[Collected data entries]
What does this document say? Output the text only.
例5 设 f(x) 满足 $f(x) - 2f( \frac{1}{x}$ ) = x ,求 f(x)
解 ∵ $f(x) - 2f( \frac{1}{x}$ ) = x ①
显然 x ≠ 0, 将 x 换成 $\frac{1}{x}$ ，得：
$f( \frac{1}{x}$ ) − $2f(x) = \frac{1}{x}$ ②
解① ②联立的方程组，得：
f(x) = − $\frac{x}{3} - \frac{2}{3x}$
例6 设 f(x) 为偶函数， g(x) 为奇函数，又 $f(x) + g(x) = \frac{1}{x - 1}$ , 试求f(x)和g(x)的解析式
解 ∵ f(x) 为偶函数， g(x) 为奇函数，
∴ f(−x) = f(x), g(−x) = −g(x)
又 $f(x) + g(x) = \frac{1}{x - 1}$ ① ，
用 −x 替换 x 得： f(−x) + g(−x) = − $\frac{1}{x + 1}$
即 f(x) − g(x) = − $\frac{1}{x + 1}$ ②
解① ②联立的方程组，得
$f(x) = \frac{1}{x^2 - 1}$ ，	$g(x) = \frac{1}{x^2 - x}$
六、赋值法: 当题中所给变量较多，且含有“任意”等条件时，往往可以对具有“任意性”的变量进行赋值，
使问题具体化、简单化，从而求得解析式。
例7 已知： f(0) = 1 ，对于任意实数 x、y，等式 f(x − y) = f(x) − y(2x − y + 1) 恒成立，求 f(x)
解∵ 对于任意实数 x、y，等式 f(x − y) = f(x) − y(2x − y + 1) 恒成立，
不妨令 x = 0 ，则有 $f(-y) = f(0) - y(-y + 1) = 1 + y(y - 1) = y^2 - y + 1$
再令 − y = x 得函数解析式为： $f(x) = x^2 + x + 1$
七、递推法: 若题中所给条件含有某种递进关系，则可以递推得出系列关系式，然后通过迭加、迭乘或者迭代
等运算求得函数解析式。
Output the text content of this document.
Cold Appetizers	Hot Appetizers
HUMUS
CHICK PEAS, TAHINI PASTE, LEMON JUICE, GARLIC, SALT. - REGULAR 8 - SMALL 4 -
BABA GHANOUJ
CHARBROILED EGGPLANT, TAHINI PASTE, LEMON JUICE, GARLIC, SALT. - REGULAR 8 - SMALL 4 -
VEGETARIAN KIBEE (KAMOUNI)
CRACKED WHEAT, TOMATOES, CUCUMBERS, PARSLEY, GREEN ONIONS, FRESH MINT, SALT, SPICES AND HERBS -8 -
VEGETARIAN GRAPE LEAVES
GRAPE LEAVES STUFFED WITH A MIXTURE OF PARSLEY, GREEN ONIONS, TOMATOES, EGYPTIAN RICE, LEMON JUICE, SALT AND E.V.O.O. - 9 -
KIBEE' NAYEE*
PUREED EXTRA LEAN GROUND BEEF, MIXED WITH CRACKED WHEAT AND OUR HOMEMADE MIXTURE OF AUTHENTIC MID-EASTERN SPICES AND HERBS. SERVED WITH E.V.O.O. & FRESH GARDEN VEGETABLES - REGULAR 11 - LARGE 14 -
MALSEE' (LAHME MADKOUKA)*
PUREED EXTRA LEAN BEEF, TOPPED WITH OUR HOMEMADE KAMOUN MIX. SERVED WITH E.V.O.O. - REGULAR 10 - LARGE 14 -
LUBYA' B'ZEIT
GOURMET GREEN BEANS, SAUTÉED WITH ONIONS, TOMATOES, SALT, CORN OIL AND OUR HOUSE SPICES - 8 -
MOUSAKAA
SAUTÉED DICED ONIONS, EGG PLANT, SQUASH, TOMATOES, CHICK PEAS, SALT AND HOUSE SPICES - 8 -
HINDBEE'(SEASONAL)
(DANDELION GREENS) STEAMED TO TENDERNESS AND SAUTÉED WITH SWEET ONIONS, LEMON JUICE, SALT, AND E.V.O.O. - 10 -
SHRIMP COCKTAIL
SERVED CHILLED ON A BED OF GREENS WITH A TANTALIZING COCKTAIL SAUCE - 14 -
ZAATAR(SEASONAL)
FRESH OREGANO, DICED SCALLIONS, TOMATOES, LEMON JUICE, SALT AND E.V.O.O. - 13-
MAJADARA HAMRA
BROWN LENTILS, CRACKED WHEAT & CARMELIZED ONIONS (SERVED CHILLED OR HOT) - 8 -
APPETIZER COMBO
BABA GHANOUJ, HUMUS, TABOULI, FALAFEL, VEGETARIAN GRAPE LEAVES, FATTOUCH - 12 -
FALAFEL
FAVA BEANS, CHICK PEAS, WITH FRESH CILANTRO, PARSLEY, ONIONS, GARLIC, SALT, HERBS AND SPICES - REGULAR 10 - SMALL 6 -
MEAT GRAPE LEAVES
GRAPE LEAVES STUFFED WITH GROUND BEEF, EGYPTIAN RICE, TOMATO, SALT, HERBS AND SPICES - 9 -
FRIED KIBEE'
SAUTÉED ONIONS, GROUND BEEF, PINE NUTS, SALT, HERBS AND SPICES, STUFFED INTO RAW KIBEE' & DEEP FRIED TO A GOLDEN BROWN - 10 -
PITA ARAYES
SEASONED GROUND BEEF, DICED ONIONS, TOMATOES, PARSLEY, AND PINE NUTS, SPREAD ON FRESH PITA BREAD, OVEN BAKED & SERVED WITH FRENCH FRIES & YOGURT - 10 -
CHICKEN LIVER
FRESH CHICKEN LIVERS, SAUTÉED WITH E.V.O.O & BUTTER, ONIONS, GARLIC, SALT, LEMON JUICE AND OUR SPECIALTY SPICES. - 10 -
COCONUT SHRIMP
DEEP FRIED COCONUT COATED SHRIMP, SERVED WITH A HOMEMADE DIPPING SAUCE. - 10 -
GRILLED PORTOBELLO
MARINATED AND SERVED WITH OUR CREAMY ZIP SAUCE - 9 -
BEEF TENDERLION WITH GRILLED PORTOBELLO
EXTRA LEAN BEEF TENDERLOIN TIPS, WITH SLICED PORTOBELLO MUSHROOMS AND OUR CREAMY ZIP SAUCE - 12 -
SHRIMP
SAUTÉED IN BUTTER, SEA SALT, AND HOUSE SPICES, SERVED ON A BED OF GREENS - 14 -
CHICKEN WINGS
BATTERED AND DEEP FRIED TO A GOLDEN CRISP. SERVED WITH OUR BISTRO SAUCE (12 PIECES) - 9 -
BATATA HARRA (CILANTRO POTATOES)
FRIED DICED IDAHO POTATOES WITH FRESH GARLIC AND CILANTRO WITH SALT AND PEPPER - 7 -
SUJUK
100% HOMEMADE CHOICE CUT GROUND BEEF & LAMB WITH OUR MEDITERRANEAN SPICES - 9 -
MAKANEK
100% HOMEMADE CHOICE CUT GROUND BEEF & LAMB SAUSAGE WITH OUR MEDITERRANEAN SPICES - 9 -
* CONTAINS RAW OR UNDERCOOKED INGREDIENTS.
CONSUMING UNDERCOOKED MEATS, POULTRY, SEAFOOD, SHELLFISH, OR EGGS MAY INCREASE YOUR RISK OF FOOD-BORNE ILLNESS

- [AIM]
Pull out all lines containing the word "TAHINI" from the entries above.

- [FINAL ANSWER]
CHICK PEAS, TAHINI PASTE, LEMON JUICE, GARLIC, SALT. - REGULAR 8 - SMALL 4 -
CHARBROILED EGGPLANT, TAHINI PASTE, LEMON JUICE, GARLIC, SALT. - REGULAR 8 - SMALL 4 -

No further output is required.